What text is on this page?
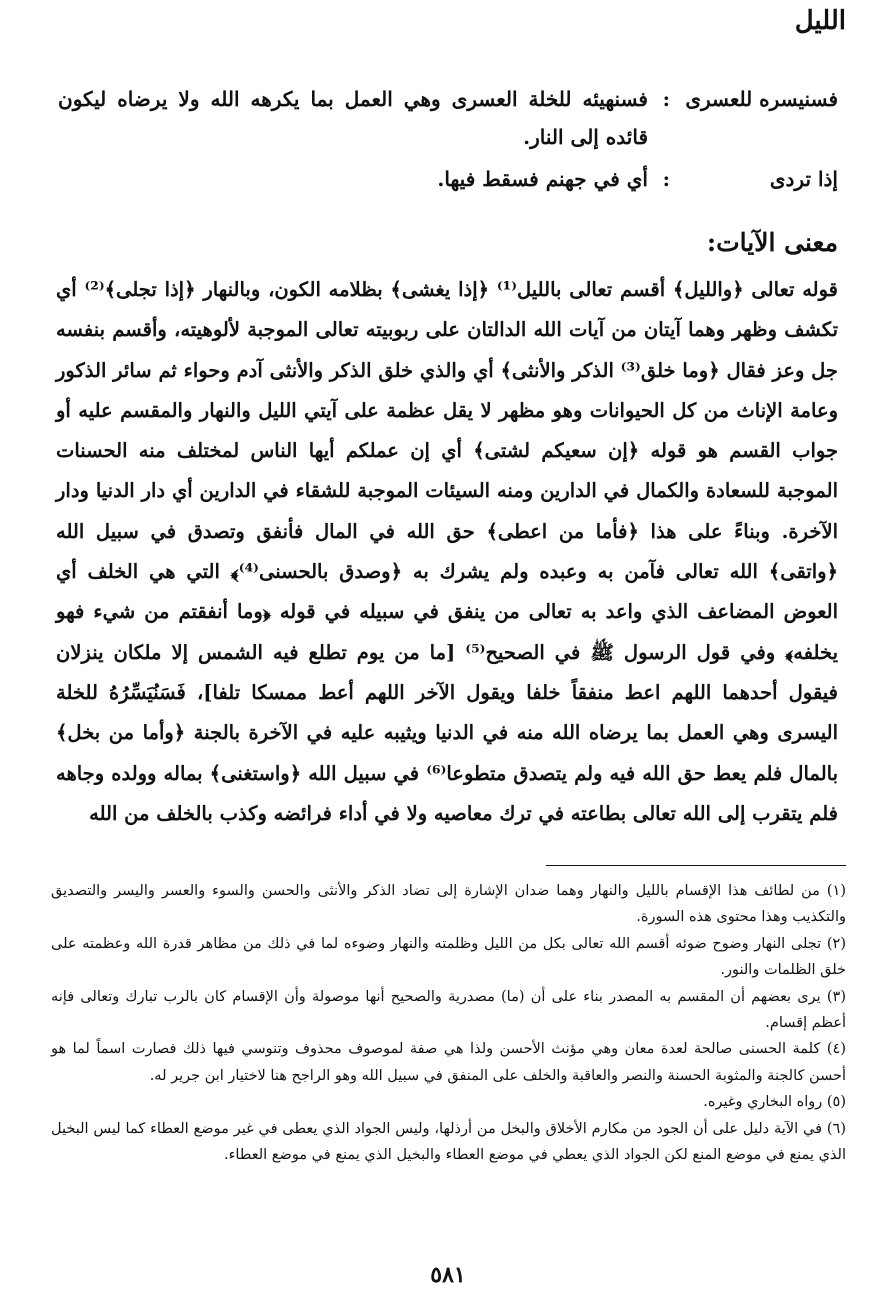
الليل
فسنيسره للعسرى
:
فسنهيئه للخلة العسرى وهي العمل بما يكرهه الله ولا يرضاه ليكون قائده إلى النار.
إذا تردى
:
أي في جهنم فسقط فيها.
معنى الآيات:
قوله تعالى ﴿والليل﴾ أقسم تعالى بالليل⁽¹⁾ ﴿إذا يغشى﴾ بظلامه الكون، وبالنهار ﴿إذا تجلى﴾⁽²⁾ أي تكشف وظهر وهما آيتان من آيات الله الدالتان على ربوبيته تعالى الموجبة لألوهيته، وأقسم بنفسه جل وعز فقال ﴿وما خلق⁽³⁾ الذكر والأنثى﴾ أي والذي خلق الذكر والأنثى آدم وحواء ثم سائر الذكور وعامة الإناث من كل الحيوانات وهو مظهر لا يقل عظمة على آيتي الليل والنهار والمقسم عليه أو جواب القسم هو قوله ﴿إن سعيكم لشتى﴾ أي إن عملكم أيها الناس لمختلف منه الحسنات الموجبة للسعادة والكمال في الدارين ومنه السيئات الموجبة للشقاء في الدارين أي دار الدنيا ودار الآخرة. وبناءً على هذا ﴿فأما من اعطى﴾ حق الله في المال فأنفق وتصدق في سبيل الله ﴿واتقى﴾ الله تعالى فآمن به وعبده ولم يشرك به ﴿وصدق بالحسنى⁽⁴⁾﴾ التي هي الخلف أي العوض المضاعف الذي واعد به تعالى من ينفق في سبيله في قوله ﴿وما أنفقتم من شيء فهو يخلفه﴾ وفي قول الرسول ﷺ في الصحيح⁽⁵⁾ [ما من يوم تطلع فيه الشمس إلا ملكان ينزلان فيقول أحدهما اللهم اعط منفقاً خلفا ويقول الآخر اللهم أعط ممسكا تلفا]، فَسَنُيَسِّرُهُ للخلة اليسرى وهي العمل بما يرضاه الله منه في الدنيا ويثيبه عليه في الآخرة بالجنة ﴿وأما من بخل﴾ بالمال فلم يعط حق الله فيه ولم يتصدق متطوعا⁽⁶⁾ في سبيل الله ﴿واستغنى﴾ بماله وولده وجاهه فلم يتقرب إلى الله تعالى بطاعته في ترك معاصيه ولا في أداء فرائضه وكذب بالخلف من الله

(١) من لطائف هذا الإقسام بالليل والنهار وهما ضدان الإشارة إلى تضاد الذكر والأنثى والحسن والسوء والعسر واليسر والتصديق والتكذيب وهذا محتوى هذه السورة.

(٢) تجلى النهار وضوح ضوئه أقسم الله تعالى بكل من الليل وظلمته والنهار وضوءه لما في ذلك من مظاهر قدرة الله وعظمته على خلق الظلمات والنور.

(٣) يرى بعضهم أن المقسم به المصدر بناء على أن (ما) مصدرية والصحيح أنها موصولة وأن الإقسام كان بالرب تبارك وتعالى فإنه أعظم إقسام.

(٤) كلمة الحسنى صالحة لعدة معان وهي مؤنث الأحسن ولذا هي صفة لموصوف محذوف وتنوسي فيها ذلك فصارت اسماً لما هو أحسن كالجنة والمثوبة الحسنة والنصر والعاقبة والخلف على المنفق في سبيل الله وهو الراجح هنا لاختيار ابن جرير له.

(٥) رواه البخاري وغيره.

(٦) في الآية دليل على أن الجود من مكارم الأخلاق والبخل من أرذلها، وليس الجواد الذي يعطى في غير موضع العطاء كما ليس البخيل الذي يمنع في موضع المنع لكن الجواد الذي يعطي في موضع العطاء والبخيل الذي يمنع في موضع العطاء.

٥٨١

####

Using the entries above, tally how many lines have the word "سبيل" in them; write the number and nothing more.

2